━━ SUPPLIED RECORDS ━━
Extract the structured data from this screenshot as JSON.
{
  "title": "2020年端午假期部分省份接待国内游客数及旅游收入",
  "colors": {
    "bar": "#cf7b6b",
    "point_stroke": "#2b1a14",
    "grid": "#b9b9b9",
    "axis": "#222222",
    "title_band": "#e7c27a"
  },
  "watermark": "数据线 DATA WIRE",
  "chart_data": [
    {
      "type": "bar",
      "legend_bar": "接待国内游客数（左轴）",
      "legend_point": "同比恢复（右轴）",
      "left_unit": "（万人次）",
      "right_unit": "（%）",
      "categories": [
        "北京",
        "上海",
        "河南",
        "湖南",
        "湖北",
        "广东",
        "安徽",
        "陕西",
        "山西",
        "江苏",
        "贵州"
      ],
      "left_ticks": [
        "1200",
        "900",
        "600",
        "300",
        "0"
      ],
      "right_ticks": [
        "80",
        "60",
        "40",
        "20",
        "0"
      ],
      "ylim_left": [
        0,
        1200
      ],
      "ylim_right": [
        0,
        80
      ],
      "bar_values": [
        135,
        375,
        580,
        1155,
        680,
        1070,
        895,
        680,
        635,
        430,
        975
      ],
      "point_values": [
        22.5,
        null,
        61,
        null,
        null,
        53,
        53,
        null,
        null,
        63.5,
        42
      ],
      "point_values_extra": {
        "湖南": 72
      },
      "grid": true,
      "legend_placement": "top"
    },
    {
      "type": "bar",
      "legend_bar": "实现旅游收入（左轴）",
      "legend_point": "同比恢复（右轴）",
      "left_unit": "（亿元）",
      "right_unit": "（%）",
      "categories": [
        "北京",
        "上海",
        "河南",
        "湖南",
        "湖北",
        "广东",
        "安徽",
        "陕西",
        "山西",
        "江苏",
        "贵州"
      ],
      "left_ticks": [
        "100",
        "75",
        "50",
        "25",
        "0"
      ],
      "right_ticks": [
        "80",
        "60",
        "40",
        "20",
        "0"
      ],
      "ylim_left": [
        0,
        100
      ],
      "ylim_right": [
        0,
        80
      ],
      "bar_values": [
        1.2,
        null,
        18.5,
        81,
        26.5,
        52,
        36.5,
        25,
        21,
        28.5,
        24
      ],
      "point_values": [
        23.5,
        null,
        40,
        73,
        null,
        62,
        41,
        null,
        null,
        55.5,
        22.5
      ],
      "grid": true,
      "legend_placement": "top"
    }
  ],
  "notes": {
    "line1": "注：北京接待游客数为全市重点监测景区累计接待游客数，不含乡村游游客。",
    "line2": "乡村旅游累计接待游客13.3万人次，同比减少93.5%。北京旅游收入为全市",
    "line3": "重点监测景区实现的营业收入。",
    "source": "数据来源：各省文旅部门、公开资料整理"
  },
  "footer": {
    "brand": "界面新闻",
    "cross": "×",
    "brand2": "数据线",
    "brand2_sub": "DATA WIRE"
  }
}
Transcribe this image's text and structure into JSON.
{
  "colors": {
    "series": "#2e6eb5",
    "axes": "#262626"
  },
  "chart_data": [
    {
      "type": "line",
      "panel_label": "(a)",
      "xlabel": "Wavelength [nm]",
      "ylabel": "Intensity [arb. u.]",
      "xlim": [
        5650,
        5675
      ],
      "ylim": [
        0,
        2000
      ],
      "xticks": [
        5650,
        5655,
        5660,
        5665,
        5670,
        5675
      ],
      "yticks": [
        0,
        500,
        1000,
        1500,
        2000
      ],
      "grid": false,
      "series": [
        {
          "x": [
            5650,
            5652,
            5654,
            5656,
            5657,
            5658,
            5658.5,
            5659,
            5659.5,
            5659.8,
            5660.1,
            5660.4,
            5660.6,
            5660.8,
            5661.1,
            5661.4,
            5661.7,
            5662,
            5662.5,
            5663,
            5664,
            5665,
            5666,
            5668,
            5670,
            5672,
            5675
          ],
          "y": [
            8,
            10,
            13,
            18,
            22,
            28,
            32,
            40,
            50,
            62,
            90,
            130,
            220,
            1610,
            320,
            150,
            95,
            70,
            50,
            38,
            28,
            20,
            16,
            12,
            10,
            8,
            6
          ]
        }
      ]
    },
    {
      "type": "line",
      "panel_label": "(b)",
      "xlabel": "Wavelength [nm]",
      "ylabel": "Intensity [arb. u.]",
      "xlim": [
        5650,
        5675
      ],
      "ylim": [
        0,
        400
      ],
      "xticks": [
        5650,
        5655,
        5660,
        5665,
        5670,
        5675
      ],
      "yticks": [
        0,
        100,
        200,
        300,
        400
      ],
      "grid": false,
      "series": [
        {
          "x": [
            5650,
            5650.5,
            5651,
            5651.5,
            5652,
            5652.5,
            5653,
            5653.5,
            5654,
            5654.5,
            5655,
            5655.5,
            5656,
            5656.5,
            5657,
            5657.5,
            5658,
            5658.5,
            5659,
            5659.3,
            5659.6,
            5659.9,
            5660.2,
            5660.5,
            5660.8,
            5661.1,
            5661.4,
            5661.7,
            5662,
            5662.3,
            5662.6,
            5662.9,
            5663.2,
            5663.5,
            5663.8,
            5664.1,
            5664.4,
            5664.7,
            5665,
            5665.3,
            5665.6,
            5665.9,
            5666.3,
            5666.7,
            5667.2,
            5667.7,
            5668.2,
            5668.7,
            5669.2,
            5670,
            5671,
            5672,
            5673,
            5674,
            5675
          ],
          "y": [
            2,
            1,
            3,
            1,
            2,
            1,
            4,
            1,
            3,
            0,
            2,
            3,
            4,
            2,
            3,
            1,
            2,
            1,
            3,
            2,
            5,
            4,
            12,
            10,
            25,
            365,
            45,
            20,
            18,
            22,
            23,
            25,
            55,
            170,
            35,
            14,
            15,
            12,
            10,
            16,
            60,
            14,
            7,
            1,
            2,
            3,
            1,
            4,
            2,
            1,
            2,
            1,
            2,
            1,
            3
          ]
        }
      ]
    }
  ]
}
━━━
SHORT PROBLEM
Copy out all the entries shown above, character for character.

OUTPUT BELOW
Extract the structured data from this screenshot as JSON.
{
  "title": "2020年端午假期部分省份接待国内游客数及旅游收入",
  "colors": {
    "bar": "#cf7b6b",
    "point_stroke": "#2b1a14",
    "grid": "#b9b9b9",
    "axis": "#222222",
    "title_band": "#e7c27a"
  },
  "watermark": "数据线 DATA WIRE",
  "chart_data": [
    {
      "type": "bar",
      "legend_bar": "接待国内游客数（左轴）",
      "legend_point": "同比恢复（右轴）",
      "left_unit": "（万人次）",
      "right_unit": "（%）",
      "categories": [
        "北京",
        "上海",
        "河南",
        "湖南",
        "湖北",
        "广东",
        "安徽",
        "陕西",
        "山西",
        "江苏",
        "贵州"
      ],
      "left_ticks": [
        "1200",
        "900",
        "600",
        "300",
        "0"
      ],
      "right_ticks": [
        "80",
        "60",
        "40",
        "20",
        "0"
      ],
      "ylim_left": [
        0,
        1200
      ],
      "ylim_right": [
        0,
        80
      ],
      "bar_values": [
        135,
        375,
        580,
        1155,
        680,
        1070,
        895,
        680,
        635,
        430,
        975
      ],
      "point_values": [
        22.5,
        null,
        61,
        null,
        null,
        53,
        53,
        null,
        null,
        63.5,
        42
      ],
      "point_values_extra": {
        "湖南": 72
      },
      "grid": true,
      "legend_placement": "top"
    },
    {
      "type": "bar",
      "legend_bar": "实现旅游收入（左轴）",
      "legend_point": "同比恢复（右轴）",
      "left_unit": "（亿元）",
      "right_unit": "（%）",
      "categories": [
        "北京",
        "上海",
        "河南",
        "湖南",
        "湖北",
        "广东",
        "安徽",
        "陕西",
        "山西",
        "江苏",
        "贵州"
      ],
      "left_ticks": [
        "100",
        "75",
        "50",
        "25",
        "0"
      ],
      "right_ticks": [
        "80",
        "60",
        "40",
        "20",
        "0"
      ],
      "ylim_left": [
        0,
        100
      ],
      "ylim_right": [
        0,
        80
      ],
      "bar_values": [
        1.2,
        null,
        18.5,
        81,
        26.5,
        52,
        36.5,
        25,
        21,
        28.5,
        24
      ],
      "point_values": [
        23.5,
        null,
        40,
        73,
        null,
        62,
        41,
        null,
        null,
        55.5,
        22.5
      ],
      "grid": true,
      "legend_placement": "top"
    }
  ],
  "notes": {
    "line1": "注：北京接待游客数为全市重点监测景区累计接待游客数，不含乡村游游客。",
    "line2": "乡村旅游累计接待游客13.3万人次，同比减少93.5%。北京旅游收入为全市",
    "line3": "重点监测景区实现的营业收入。",
    "source": "数据来源：各省文旅部门、公开资料整理"
  },
  "footer": {
    "brand": "界面新闻",
    "cross": "×",
    "brand2": "数据线",
    "brand2_sub": "DATA WIRE"
  }
}
Transcribe this image's text and structure into JSON.
{
  "colors": {
    "series": "#2e6eb5",
    "axes": "#262626"
  },
  "chart_data": [
    {
      "type": "line",
      "panel_label": "(a)",
      "xlabel": "Wavelength [nm]",
      "ylabel": "Intensity [arb. u.]",
      "xlim": [
        5650,
        5675
      ],
      "ylim": [
        0,
        2000
      ],
      "xticks": [
        5650,
        5655,
        5660,
        5665,
        5670,
        5675
      ],
      "yticks": [
        0,
        500,
        1000,
        1500,
        2000
      ],
      "grid": false,
      "series": [
        {
          "x": [
            5650,
            5652,
            5654,
            5656,
            5657,
            5658,
            5658.5,
            5659,
            5659.5,
            5659.8,
            5660.1,
            5660.4,
            5660.6,
            5660.8,
            5661.1,
            5661.4,
            5661.7,
            5662,
            5662.5,
            5663,
            5664,
            5665,
            5666,
            5668,
            5670,
            5672,
            5675
          ],
          "y": [
            8,
            10,
            13,
            18,
            22,
            28,
            32,
            40,
            50,
            62,
            90,
            130,
            220,
            1610,
            320,
            150,
            95,
            70,
            50,
            38,
            28,
            20,
            16,
            12,
            10,
            8,
            6
          ]
        }
      ]
    },
    {
      "type": "line",
      "panel_label": "(b)",
      "xlabel": "Wavelength [nm]",
      "ylabel": "Intensity [arb. u.]",
      "xlim": [
        5650,
        5675
      ],
      "ylim": [
        0,
        400
      ],
      "xticks": [
        5650,
        5655,
        5660,
        5665,
        5670,
        5675
      ],
      "yticks": [
        0,
        100,
        200,
        300,
        400
      ],
      "grid": false,
      "series": [
        {
          "x": [
            5650,
            5650.5,
            5651,
            5651.5,
            5652,
            5652.5,
            5653,
            5653.5,
            5654,
            5654.5,
            5655,
            5655.5,
            5656,
            5656.5,
            5657,
            5657.5,
            5658,
            5658.5,
            5659,
            5659.3,
            5659.6,
            5659.9,
            5660.2,
            5660.5,
            5660.8,
            5661.1,
            5661.4,
            5661.7,
            5662,
            5662.3,
            5662.6,
            5662.9,
            5663.2,
            5663.5,
            5663.8,
            5664.1,
            5664.4,
            5664.7,
            5665,
            5665.3,
            5665.6,
            5665.9,
            5666.3,
            5666.7,
            5667.2,
            5667.7,
            5668.2,
            5668.7,
            5669.2,
            5670,
            5671,
            5672,
            5673,
            5674,
            5675
          ],
          "y": [
            2,
            1,
            3,
            1,
            2,
            1,
            4,
            1,
            3,
            0,
            2,
            3,
            4,
            2,
            3,
            1,
            2,
            1,
            3,
            2,
            5,
            4,
            12,
            10,
            25,
            365,
            45,
            20,
            18,
            22,
            23,
            25,
            55,
            170,
            35,
            14,
            15,
            12,
            10,
            16,
            60,
            14,
            7,
            1,
            2,
            3,
            1,
            4,
            2,
            1,
            2,
            1,
            2,
            1,
            3
          ]
        }
      ]
    }
  ]
}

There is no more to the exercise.